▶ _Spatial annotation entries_
++++++++

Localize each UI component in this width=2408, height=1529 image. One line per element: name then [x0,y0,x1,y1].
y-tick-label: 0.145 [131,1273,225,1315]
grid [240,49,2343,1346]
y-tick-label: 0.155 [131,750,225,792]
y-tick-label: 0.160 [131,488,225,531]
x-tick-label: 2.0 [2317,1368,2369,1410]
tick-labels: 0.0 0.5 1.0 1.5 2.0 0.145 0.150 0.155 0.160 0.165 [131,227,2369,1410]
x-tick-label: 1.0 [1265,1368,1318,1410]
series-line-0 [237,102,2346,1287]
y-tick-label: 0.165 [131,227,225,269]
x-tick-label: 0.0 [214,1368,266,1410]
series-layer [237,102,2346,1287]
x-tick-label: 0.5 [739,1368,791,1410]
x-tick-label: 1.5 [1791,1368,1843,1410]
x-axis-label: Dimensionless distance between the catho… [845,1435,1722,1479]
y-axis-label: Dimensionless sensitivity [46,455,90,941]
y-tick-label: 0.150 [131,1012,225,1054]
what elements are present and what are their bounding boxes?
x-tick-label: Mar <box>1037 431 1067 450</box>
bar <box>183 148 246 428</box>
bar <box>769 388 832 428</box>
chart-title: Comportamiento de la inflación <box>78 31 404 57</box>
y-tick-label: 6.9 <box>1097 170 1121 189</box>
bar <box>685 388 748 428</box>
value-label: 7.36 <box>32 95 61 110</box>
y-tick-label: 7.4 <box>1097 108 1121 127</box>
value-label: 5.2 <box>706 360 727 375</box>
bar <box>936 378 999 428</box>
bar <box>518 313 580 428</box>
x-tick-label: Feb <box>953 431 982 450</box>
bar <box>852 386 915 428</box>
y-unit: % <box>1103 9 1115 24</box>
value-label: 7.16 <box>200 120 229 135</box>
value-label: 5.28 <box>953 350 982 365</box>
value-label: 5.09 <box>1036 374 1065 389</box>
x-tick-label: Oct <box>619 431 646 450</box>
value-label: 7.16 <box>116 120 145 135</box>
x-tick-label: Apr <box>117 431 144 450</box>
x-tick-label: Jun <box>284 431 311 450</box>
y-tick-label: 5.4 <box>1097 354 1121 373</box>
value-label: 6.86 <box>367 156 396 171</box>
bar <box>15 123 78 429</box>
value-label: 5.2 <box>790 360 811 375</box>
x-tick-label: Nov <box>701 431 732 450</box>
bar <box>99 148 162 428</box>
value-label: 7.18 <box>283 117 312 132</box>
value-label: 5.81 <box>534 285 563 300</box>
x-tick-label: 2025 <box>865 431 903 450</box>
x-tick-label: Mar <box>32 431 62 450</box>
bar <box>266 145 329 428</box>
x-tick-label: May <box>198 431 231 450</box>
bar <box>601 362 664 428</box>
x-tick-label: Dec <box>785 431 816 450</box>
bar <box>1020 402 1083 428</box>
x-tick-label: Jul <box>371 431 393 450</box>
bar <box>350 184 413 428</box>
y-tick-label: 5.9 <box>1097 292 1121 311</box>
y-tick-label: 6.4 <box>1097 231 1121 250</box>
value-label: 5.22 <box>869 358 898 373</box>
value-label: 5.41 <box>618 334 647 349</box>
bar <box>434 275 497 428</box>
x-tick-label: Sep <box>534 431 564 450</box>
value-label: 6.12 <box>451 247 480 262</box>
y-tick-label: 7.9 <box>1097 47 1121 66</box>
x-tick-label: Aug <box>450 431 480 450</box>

++++++++

▶ _Instructions for the task_
Please render every row above as a JSON list of strings, with one string per line and blank lines omitted.

▶ _Worked answer_
[
  "Localize each UI component in this width=2408, height=1529 image. One line per element: name then [x0,y0,x1,y1].",
  "y-tick-label: 0.145 [131,1273,225,1315]",
  "grid [240,49,2343,1346]",
  "y-tick-label: 0.155 [131,750,225,792]",
  "y-tick-label: 0.160 [131,488,225,531]",
  "x-tick-label: 2.0 [2317,1368,2369,1410]",
  "tick-labels: 0.0 0.5 1.0 1.5 2.0 0.145 0.150 0.155 0.160 0.165 [131,227,2369,1410]",
  "x-tick-label: 1.0 [1265,1368,1318,1410]",
  "series-line-0 [237,102,2346,1287]",
  "y-tick-label: 0.165 [131,227,225,269]",
  "x-tick-label: 0.0 [214,1368,266,1410]",
  "series-layer [237,102,2346,1287]",
  "x-tick-label: 0.5 [739,1368,791,1410]",
  "x-tick-label: 1.5 [1791,1368,1843,1410]",
  "x-axis-label: Dimensionless distance between the catho… [845,1435,1722,1479]",
  "y-axis-label: Dimensionless sensitivity [46,455,90,941]",
  "y-tick-label: 0.150 [131,1012,225,1054]",
  "what elements are present and what are their bounding boxes?",
  "x-tick-label: Mar <box>1037 431 1067 450</box>",
  "bar <box>183 148 246 428</box>",
  "bar <box>769 388 832 428</box>",
  "chart-title: Comportamiento de la inflación <box>78 31 404 57</box>",
  "y-tick-label: 6.9 <box>1097 170 1121 189</box>",
  "bar <box>685 388 748 428</box>",
  "value-label: 7.36 <box>32 95 61 110</box>",
  "y-tick-label: 7.4 <box>1097 108 1121 127</box>",
  "value-label: 5.2 <box>706 360 727 375</box>",
  "bar <box>936 378 999 428</box>",
  "bar <box>518 313 580 428</box>",
  "x-tick-label: Feb <box>953 431 982 450</box>",
  "bar <box>852 386 915 428</box>",
  "y-unit: % <box>1103 9 1115 24</box>",
  "value-label: 7.16 <box>200 120 229 135</box>",
  "value-label: 5.28 <box>953 350 982 365</box>",
  "value-label: 5.09 <box>1036 374 1065 389</box>",
  "x-tick-label: Oct <box>619 431 646 450</box>",
  "value-label: 7.16 <box>116 120 145 135</box>",
  "x-tick-label: Apr <box>117 431 144 450</box>",
  "x-tick-label: Jun <box>284 431 311 450</box>",
  "y-tick-label: 5.4 <box>1097 354 1121 373</box>",
  "value-label: 6.86 <box>367 156 396 171</box>",
  "bar <box>15 123 78 429</box>",
  "value-label: 5.2 <box>790 360 811 375</box>",
  "x-tick-label: Nov <box>701 431 732 450</box>",
  "bar <box>99 148 162 428</box>",
  "value-label: 7.18 <box>283 117 312 132</box>",
  "value-label: 5.81 <box>534 285 563 300</box>",
  "x-tick-label: 2025 <box>865 431 903 450</box>",
  "x-tick-label: Mar <box>32 431 62 450</box>",
  "bar <box>266 145 329 428</box>",
  "x-tick-label: May <box>198 431 231 450</box>",
  "bar <box>601 362 664 428</box>",
  "x-tick-label: Dec <box>785 431 816 450</box>",
  "bar <box>1020 402 1083 428</box>",
  "x-tick-label: Jul <box>371 431 393 450</box>",
  "bar <box>350 184 413 428</box>",
  "y-tick-label: 5.9 <box>1097 292 1121 311</box>",
  "y-tick-label: 6.4 <box>1097 231 1121 250</box>",
  "value-label: 5.22 <box>869 358 898 373</box>",
  "value-label: 5.41 <box>618 334 647 349</box>",
  "bar <box>434 275 497 428</box>",
  "x-tick-label: Sep <box>534 431 564 450</box>",
  "value-label: 6.12 <box>451 247 480 262</box>",
  "y-tick-label: 7.9 <box>1097 47 1121 66</box>",
  "x-tick-label: Aug <box>450 431 480 450</box>"
]